[start of Data supplied]

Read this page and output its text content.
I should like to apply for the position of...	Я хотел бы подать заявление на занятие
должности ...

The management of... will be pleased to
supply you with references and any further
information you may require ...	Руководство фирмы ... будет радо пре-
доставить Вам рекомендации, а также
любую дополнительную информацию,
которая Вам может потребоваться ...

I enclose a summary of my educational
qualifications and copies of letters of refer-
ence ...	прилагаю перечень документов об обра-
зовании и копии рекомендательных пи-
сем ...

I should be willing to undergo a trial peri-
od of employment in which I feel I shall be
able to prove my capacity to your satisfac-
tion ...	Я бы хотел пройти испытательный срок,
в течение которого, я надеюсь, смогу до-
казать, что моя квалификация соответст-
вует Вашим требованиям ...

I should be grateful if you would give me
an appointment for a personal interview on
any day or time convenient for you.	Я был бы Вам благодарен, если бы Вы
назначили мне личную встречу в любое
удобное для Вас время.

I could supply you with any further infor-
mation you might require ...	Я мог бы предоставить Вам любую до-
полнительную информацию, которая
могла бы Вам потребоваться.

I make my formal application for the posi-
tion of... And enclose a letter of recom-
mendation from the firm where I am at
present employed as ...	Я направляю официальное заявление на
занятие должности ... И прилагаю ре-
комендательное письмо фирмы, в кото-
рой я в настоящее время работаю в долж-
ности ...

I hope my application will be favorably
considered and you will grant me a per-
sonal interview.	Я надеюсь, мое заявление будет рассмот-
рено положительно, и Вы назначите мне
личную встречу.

[end of Data supplied]

The records above are to be copied in full, exactly as written.

Read this page and output its text content.
I should like to apply for the position of...	Я хотел бы подать заявление на занятие
должности ...

The management of... will be pleased to
supply you with references and any further
information you may require ...	Руководство фирмы ... будет радо пре-
доставить Вам рекомендации, а также
любую дополнительную информацию,
которая Вам может потребоваться ...

I enclose a summary of my educational
qualifications and copies of letters of refer-
ence ...	прилагаю перечень документов об обра-
зовании и копии рекомендательных пи-
сем ...

I should be willing to undergo a trial peri-
od of employment in which I feel I shall be
able to prove my capacity to your satisfac-
tion ...	Я бы хотел пройти испытательный срок,
в течение которого, я надеюсь, смогу до-
казать, что моя квалификация соответст-
вует Вашим требованиям ...

I should be grateful if you would give me
an appointment for a personal interview on
any day or time convenient for you.	Я был бы Вам благодарен, если бы Вы
назначили мне личную встречу в любое
удобное для Вас время.

I could supply you with any further infor-
mation you might require ...	Я мог бы предоставить Вам любую до-
полнительную информацию, которая
могла бы Вам потребоваться.

I make my formal application for the posi-
tion of... And enclose a letter of recom-
mendation from the firm where I am at
present employed as ...	Я направляю официальное заявление на
занятие должности ... И прилагаю ре-
комендательное письмо фирмы, в кото-
рой я в настоящее время работаю в долж-
ности ...

I hope my application will be favorably
considered and you will grant me a per-
sonal interview.	Я надеюсь, мое заявление будет рассмот-
рено положительно, и Вы назначите мне
личную встречу.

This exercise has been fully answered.